RECORDS SHOWN —
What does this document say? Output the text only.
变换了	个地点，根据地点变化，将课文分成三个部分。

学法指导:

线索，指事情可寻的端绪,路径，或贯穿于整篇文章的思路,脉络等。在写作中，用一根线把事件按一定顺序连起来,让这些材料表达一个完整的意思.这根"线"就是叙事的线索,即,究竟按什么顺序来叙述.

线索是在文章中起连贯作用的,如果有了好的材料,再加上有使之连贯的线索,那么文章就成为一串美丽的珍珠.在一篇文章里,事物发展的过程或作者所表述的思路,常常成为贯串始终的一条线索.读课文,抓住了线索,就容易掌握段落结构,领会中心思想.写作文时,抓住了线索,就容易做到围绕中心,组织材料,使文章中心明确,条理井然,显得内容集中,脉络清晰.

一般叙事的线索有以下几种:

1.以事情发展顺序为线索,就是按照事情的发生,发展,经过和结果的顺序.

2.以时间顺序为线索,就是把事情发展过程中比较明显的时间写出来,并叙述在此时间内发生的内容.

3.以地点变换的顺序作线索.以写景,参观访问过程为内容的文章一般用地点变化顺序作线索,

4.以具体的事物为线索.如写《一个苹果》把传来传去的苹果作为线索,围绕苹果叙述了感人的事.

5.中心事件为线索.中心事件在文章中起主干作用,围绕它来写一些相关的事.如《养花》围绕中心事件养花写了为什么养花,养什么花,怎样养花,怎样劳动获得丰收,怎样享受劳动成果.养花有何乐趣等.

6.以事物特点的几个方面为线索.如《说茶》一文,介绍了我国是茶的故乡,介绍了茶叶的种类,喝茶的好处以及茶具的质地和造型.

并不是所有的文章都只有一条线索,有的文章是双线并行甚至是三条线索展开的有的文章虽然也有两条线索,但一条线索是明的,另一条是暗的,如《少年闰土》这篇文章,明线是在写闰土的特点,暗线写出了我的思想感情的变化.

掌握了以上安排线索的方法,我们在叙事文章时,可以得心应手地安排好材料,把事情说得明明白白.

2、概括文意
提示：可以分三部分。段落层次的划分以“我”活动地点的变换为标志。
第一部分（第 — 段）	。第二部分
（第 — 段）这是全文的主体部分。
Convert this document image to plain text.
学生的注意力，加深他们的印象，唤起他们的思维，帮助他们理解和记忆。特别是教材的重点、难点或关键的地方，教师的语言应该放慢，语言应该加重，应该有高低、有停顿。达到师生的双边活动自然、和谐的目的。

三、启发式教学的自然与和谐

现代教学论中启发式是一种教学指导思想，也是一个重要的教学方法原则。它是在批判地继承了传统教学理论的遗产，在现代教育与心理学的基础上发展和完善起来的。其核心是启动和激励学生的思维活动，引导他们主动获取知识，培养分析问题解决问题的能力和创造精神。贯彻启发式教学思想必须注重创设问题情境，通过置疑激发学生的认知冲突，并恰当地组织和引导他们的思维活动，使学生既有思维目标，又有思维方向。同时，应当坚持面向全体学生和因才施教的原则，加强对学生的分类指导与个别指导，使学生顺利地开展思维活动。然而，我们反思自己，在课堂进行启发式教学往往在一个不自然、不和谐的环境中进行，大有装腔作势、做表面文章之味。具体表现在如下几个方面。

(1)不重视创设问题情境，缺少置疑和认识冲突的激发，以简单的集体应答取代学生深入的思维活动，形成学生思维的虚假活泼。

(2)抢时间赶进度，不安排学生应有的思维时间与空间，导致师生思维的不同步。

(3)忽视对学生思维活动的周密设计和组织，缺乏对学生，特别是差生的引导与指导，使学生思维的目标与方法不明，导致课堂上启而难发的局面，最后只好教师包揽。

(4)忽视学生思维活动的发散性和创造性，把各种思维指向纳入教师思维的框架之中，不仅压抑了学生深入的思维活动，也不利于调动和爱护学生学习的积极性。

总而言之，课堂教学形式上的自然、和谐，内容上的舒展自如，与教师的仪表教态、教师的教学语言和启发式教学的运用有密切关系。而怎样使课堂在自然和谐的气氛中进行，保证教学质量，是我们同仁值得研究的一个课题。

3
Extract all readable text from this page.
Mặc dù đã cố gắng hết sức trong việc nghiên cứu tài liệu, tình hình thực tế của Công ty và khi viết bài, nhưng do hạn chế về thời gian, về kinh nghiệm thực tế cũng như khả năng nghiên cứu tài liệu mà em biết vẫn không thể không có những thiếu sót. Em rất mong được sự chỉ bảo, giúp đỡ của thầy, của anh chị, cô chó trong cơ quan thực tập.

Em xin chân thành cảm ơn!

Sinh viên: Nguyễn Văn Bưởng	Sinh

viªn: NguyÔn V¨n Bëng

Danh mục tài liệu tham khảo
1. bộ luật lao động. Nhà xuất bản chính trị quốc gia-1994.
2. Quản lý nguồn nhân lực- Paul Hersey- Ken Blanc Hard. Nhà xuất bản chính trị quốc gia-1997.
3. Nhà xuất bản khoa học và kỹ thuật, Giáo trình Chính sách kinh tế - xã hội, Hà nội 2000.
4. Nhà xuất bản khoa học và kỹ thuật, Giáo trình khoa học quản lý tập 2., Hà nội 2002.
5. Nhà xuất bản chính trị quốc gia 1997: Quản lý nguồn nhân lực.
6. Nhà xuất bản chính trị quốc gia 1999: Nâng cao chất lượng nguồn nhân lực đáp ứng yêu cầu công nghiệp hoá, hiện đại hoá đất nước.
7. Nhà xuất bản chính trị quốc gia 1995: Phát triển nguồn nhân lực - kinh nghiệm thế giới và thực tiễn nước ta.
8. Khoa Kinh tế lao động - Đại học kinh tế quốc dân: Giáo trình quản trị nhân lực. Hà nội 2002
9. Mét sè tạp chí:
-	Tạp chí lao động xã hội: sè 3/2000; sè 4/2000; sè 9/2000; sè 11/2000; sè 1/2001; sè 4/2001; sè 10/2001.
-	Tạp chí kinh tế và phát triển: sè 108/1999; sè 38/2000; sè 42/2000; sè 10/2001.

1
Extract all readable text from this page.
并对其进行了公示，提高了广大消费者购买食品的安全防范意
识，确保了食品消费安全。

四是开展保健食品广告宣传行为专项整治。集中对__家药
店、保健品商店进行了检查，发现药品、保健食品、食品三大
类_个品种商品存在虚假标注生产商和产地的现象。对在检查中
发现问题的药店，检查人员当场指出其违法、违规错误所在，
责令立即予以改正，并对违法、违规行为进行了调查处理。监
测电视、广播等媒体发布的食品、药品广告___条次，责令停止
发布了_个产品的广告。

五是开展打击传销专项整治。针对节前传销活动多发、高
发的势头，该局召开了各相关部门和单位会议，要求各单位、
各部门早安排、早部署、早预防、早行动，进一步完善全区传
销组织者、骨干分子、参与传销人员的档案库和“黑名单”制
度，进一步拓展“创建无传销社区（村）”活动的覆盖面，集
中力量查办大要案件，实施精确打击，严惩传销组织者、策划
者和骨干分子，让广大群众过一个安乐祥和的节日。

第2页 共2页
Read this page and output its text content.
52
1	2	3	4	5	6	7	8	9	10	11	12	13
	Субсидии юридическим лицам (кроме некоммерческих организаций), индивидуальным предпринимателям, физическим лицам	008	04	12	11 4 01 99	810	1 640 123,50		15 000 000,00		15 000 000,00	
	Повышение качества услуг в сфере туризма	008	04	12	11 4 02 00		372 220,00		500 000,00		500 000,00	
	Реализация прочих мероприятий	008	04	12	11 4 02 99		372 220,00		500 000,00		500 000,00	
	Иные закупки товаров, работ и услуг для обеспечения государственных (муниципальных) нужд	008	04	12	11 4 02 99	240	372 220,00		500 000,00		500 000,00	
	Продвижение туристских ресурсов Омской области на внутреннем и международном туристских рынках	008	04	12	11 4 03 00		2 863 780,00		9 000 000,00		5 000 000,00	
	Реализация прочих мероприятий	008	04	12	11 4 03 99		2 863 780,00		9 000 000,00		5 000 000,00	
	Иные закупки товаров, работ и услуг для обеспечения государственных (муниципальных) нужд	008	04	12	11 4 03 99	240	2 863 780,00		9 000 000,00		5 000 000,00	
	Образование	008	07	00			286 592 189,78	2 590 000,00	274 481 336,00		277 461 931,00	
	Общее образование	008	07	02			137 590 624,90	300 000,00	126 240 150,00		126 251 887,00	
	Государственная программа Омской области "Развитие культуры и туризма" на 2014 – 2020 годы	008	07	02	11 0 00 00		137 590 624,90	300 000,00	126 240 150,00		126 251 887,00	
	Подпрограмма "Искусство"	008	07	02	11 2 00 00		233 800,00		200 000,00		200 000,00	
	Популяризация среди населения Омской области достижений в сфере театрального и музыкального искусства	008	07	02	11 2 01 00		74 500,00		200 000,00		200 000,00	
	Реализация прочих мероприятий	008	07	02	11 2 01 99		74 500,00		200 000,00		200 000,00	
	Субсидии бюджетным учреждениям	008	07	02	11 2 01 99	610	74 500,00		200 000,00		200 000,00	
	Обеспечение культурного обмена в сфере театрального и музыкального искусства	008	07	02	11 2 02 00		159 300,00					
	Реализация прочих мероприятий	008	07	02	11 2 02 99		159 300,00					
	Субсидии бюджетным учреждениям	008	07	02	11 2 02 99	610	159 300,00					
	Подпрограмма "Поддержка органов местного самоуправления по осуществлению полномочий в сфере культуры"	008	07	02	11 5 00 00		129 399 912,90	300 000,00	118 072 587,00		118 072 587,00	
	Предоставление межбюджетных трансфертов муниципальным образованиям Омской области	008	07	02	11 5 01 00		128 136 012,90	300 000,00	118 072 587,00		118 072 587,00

DESCRIPTION OF THE TASK — Check each line of the records above for "Иные", and copy those that have it.

RESULT —
	Иные закупки товаров, работ и услуг для обеспечения государственных (муниципальных) нужд	008	04	12	11 4 02 99	240	372 220,00		500 000,00		500 000,00	
	Иные закупки товаров, работ и услуг для обеспечения государственных (муниципальных) нужд	008	04	12	11 4 03 99	240	2 863 780,00		9 000 000,00		5 000 000,00	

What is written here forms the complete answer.